▸ **Brief**
Pick out each line in the items below that contains the string "Monitoring", and copy those lines.

(Saved entries)
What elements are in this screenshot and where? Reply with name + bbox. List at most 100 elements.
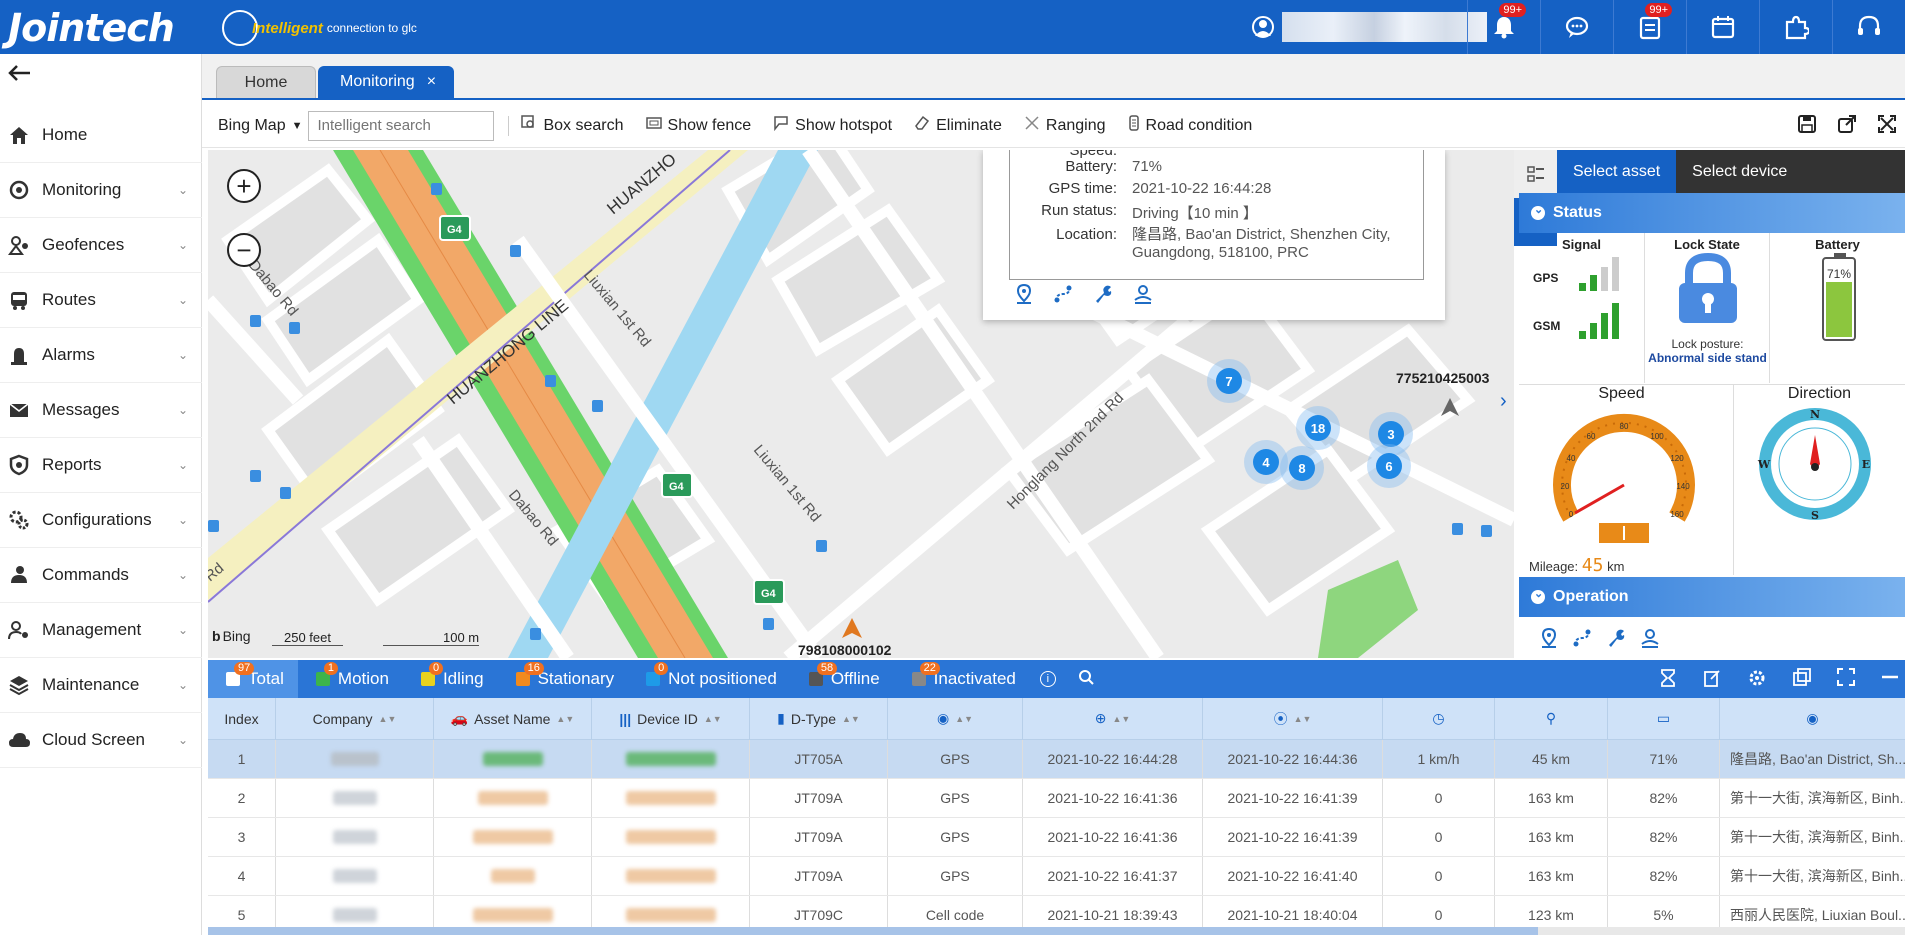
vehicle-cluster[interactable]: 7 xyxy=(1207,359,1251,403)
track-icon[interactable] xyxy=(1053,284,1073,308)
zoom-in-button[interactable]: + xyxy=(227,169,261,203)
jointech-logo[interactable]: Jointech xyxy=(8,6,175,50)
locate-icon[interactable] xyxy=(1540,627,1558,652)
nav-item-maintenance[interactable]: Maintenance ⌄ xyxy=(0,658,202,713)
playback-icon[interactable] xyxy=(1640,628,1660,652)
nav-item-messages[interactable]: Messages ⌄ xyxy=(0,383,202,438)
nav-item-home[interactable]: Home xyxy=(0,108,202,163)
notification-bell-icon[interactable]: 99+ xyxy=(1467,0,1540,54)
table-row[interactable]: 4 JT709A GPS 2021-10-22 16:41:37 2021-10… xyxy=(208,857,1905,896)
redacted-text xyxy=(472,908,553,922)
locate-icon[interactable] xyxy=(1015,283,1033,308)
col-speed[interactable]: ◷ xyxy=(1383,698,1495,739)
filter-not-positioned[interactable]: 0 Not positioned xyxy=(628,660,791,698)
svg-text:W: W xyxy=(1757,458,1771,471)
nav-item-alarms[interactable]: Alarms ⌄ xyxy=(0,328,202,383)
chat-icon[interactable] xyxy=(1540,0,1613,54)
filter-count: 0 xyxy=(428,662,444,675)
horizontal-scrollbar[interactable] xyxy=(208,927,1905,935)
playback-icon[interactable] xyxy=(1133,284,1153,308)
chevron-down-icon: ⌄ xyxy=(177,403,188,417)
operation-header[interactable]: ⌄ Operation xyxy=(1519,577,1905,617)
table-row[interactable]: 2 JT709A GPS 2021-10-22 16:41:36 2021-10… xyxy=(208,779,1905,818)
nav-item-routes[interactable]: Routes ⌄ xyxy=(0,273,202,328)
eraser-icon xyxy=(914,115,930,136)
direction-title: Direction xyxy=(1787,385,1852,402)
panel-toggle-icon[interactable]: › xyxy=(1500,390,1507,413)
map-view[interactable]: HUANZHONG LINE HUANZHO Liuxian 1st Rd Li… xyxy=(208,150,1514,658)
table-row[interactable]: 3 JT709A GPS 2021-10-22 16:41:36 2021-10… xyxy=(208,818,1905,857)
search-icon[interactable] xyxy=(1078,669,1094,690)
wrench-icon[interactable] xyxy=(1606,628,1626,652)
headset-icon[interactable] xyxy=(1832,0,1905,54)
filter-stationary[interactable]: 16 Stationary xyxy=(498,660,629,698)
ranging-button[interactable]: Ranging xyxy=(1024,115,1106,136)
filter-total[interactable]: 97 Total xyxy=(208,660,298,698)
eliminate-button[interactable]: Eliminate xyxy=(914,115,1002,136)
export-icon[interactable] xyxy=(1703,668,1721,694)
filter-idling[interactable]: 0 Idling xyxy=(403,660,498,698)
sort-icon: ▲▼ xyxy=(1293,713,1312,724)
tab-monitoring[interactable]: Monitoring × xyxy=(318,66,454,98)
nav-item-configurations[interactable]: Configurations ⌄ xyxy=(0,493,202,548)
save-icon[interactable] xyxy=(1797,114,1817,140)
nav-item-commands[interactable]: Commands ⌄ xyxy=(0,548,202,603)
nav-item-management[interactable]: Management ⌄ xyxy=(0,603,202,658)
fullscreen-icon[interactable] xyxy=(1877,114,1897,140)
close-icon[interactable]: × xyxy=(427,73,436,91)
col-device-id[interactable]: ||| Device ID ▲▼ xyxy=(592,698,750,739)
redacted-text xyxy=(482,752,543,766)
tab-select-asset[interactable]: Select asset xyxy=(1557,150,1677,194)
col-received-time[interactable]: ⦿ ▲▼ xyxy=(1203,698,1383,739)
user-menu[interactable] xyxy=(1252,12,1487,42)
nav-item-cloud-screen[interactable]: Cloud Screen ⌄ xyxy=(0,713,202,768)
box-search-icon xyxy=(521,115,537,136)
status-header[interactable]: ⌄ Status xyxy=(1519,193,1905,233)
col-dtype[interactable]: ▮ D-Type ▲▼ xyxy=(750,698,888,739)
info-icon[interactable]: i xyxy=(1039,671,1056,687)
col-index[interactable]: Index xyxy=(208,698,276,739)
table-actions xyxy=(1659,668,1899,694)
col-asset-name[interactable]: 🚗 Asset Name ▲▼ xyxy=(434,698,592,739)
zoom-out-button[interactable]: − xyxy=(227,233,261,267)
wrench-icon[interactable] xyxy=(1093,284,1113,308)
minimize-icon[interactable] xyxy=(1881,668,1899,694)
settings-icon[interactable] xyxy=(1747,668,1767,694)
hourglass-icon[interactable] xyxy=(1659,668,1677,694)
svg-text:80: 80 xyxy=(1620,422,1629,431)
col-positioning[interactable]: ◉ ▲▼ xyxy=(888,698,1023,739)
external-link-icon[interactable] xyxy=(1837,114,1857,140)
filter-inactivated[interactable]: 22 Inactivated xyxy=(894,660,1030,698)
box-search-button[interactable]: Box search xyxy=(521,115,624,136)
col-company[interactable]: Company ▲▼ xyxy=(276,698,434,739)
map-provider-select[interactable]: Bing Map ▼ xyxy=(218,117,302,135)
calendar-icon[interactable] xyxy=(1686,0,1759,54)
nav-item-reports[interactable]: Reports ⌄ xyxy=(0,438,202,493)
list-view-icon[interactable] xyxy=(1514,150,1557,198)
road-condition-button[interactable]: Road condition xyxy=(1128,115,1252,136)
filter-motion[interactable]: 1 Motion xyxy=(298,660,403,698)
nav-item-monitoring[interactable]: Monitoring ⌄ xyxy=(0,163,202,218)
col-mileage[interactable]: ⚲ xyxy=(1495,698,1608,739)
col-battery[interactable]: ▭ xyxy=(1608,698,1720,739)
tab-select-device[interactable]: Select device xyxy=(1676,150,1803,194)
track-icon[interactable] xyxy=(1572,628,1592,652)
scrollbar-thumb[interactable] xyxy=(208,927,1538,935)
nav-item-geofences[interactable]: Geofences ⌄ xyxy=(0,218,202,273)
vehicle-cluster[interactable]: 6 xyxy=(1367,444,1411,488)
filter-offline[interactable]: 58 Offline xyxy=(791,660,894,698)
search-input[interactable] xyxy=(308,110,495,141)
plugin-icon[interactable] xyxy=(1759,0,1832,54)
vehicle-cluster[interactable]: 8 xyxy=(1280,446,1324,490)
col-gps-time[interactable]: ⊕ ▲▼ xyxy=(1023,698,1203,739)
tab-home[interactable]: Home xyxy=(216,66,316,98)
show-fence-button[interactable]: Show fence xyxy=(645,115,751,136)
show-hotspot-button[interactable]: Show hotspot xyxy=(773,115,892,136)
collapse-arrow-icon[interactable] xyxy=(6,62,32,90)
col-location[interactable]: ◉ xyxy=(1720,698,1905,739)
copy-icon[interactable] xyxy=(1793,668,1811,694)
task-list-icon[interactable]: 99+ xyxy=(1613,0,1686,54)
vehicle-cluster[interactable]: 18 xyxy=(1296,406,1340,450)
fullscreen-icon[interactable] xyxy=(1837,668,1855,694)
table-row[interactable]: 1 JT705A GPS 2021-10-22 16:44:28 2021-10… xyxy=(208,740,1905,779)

...

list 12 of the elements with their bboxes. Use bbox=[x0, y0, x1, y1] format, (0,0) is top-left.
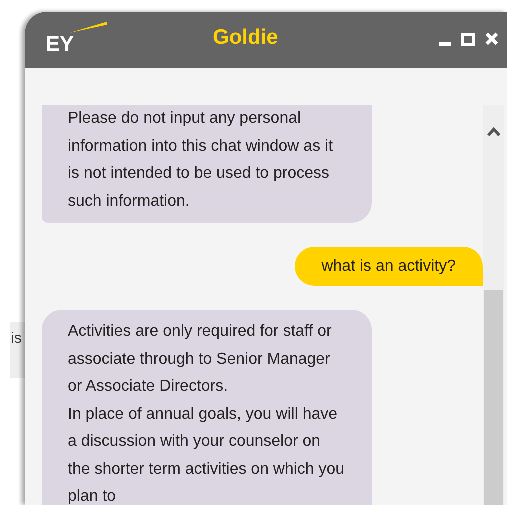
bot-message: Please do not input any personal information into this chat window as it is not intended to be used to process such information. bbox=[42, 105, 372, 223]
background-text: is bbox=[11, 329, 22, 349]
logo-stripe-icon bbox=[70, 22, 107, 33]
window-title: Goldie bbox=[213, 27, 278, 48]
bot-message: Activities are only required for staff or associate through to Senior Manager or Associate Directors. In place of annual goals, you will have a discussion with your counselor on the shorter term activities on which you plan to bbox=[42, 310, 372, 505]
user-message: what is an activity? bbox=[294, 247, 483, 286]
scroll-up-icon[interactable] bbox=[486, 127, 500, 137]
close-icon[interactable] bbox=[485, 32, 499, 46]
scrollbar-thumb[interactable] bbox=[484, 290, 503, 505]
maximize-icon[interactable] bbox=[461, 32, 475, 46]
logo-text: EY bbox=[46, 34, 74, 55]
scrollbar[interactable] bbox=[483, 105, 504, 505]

--

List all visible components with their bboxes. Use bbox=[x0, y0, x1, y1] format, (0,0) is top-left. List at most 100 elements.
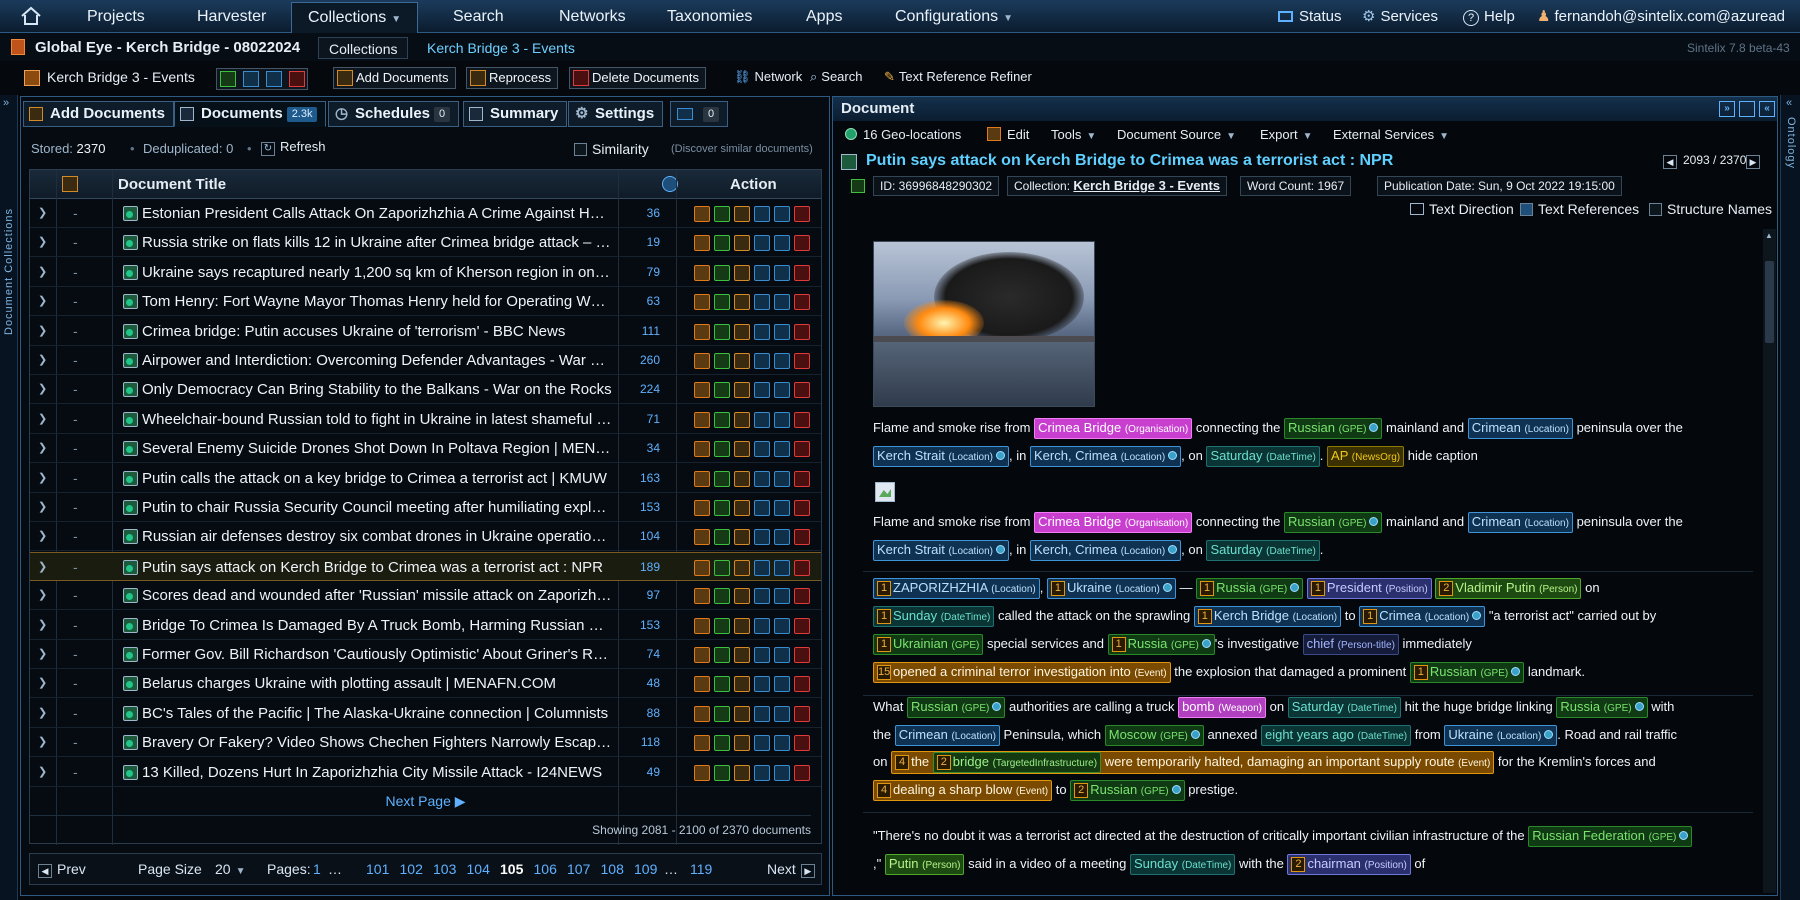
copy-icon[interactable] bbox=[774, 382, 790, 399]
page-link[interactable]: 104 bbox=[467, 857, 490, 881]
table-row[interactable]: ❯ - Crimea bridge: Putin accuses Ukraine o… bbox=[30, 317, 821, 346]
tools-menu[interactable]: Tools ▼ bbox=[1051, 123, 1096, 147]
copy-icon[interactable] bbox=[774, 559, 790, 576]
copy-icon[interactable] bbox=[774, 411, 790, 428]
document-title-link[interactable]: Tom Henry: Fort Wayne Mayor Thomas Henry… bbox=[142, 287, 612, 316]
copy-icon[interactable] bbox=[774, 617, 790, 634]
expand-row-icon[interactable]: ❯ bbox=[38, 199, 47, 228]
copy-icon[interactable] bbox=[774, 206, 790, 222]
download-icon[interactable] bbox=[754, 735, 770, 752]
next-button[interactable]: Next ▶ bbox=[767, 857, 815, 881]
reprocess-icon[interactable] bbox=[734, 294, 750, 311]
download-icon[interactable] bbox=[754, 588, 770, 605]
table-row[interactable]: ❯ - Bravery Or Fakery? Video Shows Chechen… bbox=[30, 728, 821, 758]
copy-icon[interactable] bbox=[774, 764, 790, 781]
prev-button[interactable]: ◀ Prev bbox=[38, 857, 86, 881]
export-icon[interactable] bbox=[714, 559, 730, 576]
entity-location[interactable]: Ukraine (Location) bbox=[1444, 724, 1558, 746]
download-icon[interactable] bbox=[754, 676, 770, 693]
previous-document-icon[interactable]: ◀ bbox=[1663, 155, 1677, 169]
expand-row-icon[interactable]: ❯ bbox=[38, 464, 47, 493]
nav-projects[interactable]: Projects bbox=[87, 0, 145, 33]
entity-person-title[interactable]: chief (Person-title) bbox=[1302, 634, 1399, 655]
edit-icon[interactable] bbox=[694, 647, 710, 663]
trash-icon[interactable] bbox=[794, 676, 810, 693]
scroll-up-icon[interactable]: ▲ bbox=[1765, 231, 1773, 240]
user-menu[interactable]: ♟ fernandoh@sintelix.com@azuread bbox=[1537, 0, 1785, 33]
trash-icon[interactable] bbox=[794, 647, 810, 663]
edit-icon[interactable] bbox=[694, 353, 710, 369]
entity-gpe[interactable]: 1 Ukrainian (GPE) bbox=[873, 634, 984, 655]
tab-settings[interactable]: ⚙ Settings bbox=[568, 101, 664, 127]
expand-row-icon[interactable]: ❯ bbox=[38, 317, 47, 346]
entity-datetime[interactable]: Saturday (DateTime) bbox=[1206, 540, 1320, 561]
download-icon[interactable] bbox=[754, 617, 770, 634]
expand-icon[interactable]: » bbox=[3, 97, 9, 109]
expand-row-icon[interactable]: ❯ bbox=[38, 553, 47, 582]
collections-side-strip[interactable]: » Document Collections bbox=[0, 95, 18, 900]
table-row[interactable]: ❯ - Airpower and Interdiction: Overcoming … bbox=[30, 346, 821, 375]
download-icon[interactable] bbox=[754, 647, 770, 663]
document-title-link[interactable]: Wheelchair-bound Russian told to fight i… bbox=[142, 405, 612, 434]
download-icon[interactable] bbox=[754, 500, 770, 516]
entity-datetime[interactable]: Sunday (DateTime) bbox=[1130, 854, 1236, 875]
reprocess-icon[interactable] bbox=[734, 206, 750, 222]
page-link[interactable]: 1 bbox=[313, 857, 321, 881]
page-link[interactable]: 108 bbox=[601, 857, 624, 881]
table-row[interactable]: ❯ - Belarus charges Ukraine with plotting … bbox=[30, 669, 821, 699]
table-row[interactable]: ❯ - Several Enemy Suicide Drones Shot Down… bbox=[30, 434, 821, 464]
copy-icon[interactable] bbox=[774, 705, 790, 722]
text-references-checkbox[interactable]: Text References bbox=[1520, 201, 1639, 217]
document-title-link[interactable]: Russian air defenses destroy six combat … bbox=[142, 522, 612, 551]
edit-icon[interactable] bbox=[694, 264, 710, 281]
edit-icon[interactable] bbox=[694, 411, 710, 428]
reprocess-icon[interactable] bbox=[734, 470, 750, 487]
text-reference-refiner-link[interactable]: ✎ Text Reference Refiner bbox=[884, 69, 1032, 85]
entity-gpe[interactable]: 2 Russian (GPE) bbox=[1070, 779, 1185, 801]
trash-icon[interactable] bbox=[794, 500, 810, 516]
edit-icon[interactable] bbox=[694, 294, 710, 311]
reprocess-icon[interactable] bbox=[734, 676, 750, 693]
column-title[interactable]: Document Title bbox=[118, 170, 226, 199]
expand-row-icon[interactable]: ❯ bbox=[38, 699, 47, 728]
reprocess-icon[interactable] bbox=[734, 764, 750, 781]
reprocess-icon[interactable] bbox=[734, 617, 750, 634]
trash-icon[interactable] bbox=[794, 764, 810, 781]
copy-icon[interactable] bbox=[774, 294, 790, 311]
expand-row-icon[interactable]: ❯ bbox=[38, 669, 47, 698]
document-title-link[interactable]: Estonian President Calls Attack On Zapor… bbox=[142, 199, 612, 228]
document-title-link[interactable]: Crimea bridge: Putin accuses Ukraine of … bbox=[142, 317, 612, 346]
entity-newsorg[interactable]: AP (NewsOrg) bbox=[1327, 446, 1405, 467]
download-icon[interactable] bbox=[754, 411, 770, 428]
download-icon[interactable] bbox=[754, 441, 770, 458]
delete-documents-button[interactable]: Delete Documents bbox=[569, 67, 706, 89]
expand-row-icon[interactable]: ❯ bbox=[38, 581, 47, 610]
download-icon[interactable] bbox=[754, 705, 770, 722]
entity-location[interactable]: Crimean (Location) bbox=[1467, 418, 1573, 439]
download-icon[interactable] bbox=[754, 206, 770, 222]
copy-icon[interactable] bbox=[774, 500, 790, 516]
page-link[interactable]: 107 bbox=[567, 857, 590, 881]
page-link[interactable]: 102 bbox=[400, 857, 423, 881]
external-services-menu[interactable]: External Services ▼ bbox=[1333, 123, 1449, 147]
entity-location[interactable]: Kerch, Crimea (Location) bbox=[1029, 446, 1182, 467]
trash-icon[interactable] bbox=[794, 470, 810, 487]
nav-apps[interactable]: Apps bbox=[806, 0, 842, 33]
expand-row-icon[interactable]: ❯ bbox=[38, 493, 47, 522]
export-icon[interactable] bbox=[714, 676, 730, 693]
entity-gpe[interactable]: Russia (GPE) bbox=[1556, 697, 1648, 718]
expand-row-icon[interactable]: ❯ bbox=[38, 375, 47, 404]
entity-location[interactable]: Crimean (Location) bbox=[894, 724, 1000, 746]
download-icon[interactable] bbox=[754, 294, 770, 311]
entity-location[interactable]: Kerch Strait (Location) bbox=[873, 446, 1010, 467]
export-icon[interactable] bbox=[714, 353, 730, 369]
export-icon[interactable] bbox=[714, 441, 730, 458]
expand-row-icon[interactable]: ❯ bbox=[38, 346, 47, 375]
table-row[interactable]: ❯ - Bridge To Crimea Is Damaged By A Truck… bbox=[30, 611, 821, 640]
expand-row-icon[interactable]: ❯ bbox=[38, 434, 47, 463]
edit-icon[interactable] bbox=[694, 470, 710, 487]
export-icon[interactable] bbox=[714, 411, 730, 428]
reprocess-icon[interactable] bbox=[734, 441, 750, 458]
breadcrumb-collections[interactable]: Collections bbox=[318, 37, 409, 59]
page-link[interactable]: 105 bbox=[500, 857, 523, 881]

▸ **Correct result**
tab-monitoring[interactable]: Monitoring × xyxy=(318,66,454,98)
nav-item-monitoring[interactable]: Monitoring ⌄ xyxy=(0,163,202,218)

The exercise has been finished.